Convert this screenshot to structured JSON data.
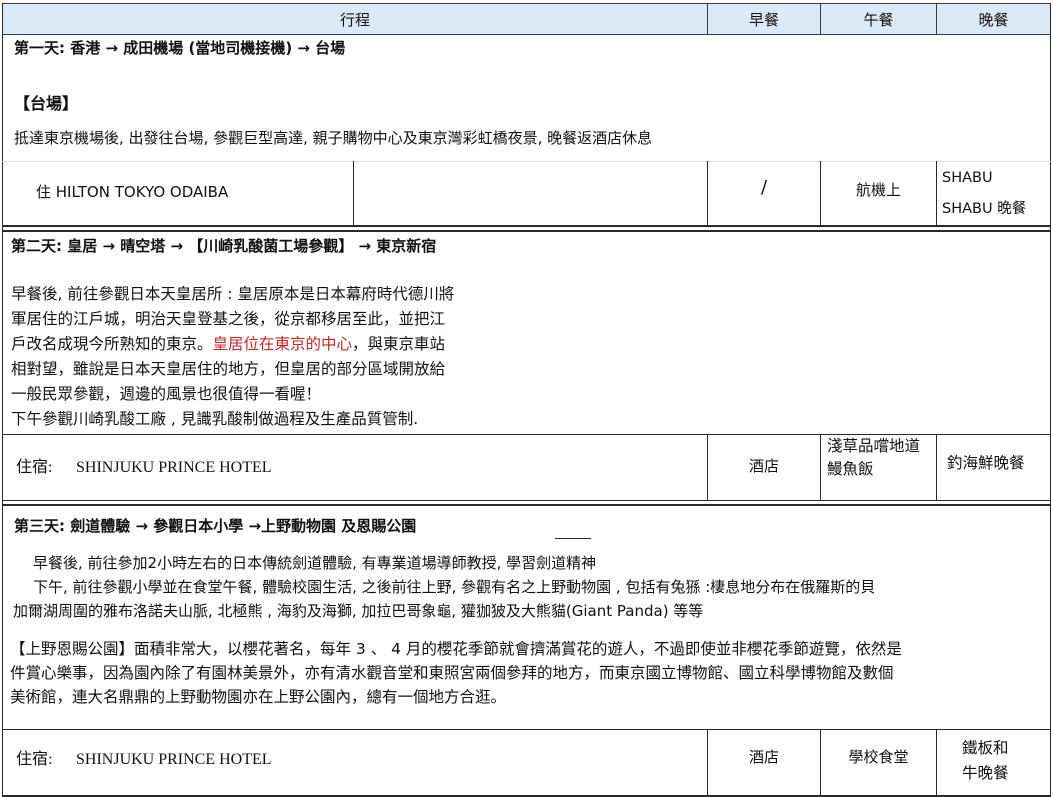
{
  "header": {
    "itinerary": "行程",
    "breakfast": "早餐",
    "lunch": "午餐",
    "dinner": "晚餐"
  },
  "day1": {
    "title": "第一天:  香港 →  成田機場  (當地司機接機)  →  台場",
    "section": "【台場】",
    "desc": "抵達東京機場後, 出發往台場, 參觀巨型高達, 親子購物中心及東京灣彩虹橋夜景, 晚餐返酒店休息",
    "hotel": "住 HILTON TOKYO ODAIBA",
    "breakfast": "/",
    "lunch": "航機上",
    "dinner_line1": "SHABU",
    "dinner_line2": "SHABU 晚餐"
  },
  "day2": {
    "title": "第二天:   皇居 →     晴空塔     →    【川崎乳酸菌工場參觀】 → 東京新宿",
    "p_line1": "早餐後, 前往參觀日本天皇居所 : 皇居原本是日本幕府時代德川將",
    "p_line2": "軍居住的江戶城，明治天皇登基之後，從京都移居至此，並把江",
    "p_line3a": "戶改名成現今所熟知的東京。",
    "p_line3_red": "皇居位在東京的中心",
    "p_line3b": "，與東京車站",
    "p_line4": "相對望，雖說是日本天皇居住的地方，但皇居的部分區域開放給",
    "p_line5": "一般民眾參觀，週邊的風景也很值得一看喔！",
    "p_line6": "下午參觀川崎乳酸工廠 , 見識乳酸制做過程及生產品質管制.",
    "hotel_label": "住宿:",
    "hotel_name": "SHINJUKU PRINCE HOTEL",
    "breakfast": "酒店",
    "lunch_line1": "淺草品嚐地道",
    "lunch_line2": "鰻魚飯",
    "dinner": "釣海鮮晚餐"
  },
  "day3": {
    "title": "第三天:  劍道體驗  → 參觀日本小學 →上野動物園 及恩賜公園",
    "p1": "早餐後, 前往參加2小時左右的日本傳統劍道體驗, 有專業道場導師教授, 學習劍道精神",
    "p2_line1": "下午, 前往參觀小學並在食堂午餐, 體驗校園生活, 之後前往上野, 參觀有名之上野動物園 , 包括有兔猻 :棲息地分布在俄羅斯的貝",
    "p2_line2": "加爾湖周圍的雅布洛諾夫山脈, 北極熊 , 海豹及海獅, 加拉巴哥象龜, 獾㹢狓及大熊貓(Giant Panda) 等等",
    "p3_line1": "【上野恩賜公園】面積非常大，以櫻花著名，每年 3 、 4 月的櫻花季節就會擠滿賞花的遊人，不過即使並非櫻花季節遊覽，依然是",
    "p3_line2": "件賞心樂事，因為園內除了有園林美景外，亦有清水觀音堂和東照宮兩個參拜的地方，而東京國立博物館、國立科學博物館及數個",
    "p3_line3": "美術館，連大名鼎鼎的上野動物園亦在上野公園內，總有一個地方合逛。",
    "hotel_label": "住宿:",
    "hotel_name": "SHINJUKU PRINCE HOTEL",
    "breakfast": "酒店",
    "lunch": "學校食堂",
    "dinner_line1": "鐵板和",
    "dinner_line2": "牛晚餐"
  }
}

★ ★ ★ ★

Transcribe the full listing above exactly, with the images removed.

Convert this screenshot to structured JSON data.
{
  "header": {
    "itinerary": "行程",
    "breakfast": "早餐",
    "lunch": "午餐",
    "dinner": "晚餐"
  },
  "day1": {
    "title": "第一天:  香港 →  成田機場  (當地司機接機)  →  台場",
    "section": "【台場】",
    "desc": "抵達東京機場後, 出發往台場, 參觀巨型高達, 親子購物中心及東京灣彩虹橋夜景, 晚餐返酒店休息",
    "hotel": "住 HILTON TOKYO ODAIBA",
    "breakfast": "/",
    "lunch": "航機上",
    "dinner_line1": "SHABU",
    "dinner_line2": "SHABU 晚餐"
  },
  "day2": {
    "title": "第二天:   皇居 →     晴空塔     →    【川崎乳酸菌工場參觀】 → 東京新宿",
    "p_line1": "早餐後, 前往參觀日本天皇居所 : 皇居原本是日本幕府時代德川將",
    "p_line2": "軍居住的江戶城，明治天皇登基之後，從京都移居至此，並把江",
    "p_line3a": "戶改名成現今所熟知的東京。",
    "p_line3_red": "皇居位在東京的中心",
    "p_line3b": "，與東京車站",
    "p_line4": "相對望，雖說是日本天皇居住的地方，但皇居的部分區域開放給",
    "p_line5": "一般民眾參觀，週邊的風景也很值得一看喔！",
    "p_line6": "下午參觀川崎乳酸工廠 , 見識乳酸制做過程及生產品質管制.",
    "hotel_label": "住宿:",
    "hotel_name": "SHINJUKU PRINCE HOTEL",
    "breakfast": "酒店",
    "lunch_line1": "淺草品嚐地道",
    "lunch_line2": "鰻魚飯",
    "dinner": "釣海鮮晚餐"
  },
  "day3": {
    "title": "第三天:  劍道體驗  → 參觀日本小學 →上野動物園 及恩賜公園",
    "p1": "早餐後, 前往參加2小時左右的日本傳統劍道體驗, 有專業道場導師教授, 學習劍道精神",
    "p2_line1": "下午, 前往參觀小學並在食堂午餐, 體驗校園生活, 之後前往上野, 參觀有名之上野動物園 , 包括有兔猻 :棲息地分布在俄羅斯的貝",
    "p2_line2": "加爾湖周圍的雅布洛諾夫山脈, 北極熊 , 海豹及海獅, 加拉巴哥象龜, 獾㹢狓及大熊貓(Giant Panda) 等等",
    "p3_line1": "【上野恩賜公園】面積非常大，以櫻花著名，每年 3 、 4 月的櫻花季節就會擠滿賞花的遊人，不過即使並非櫻花季節遊覽，依然是",
    "p3_line2": "件賞心樂事，因為園內除了有園林美景外，亦有清水觀音堂和東照宮兩個參拜的地方，而東京國立博物館、國立科學博物館及數個",
    "p3_line3": "美術館，連大名鼎鼎的上野動物園亦在上野公園內，總有一個地方合逛。",
    "hotel_label": "住宿:",
    "hotel_name": "SHINJUKU PRINCE HOTEL",
    "breakfast": "酒店",
    "lunch": "學校食堂",
    "dinner_line1": "鐵板和",
    "dinner_line2": "牛晚餐"
  }
}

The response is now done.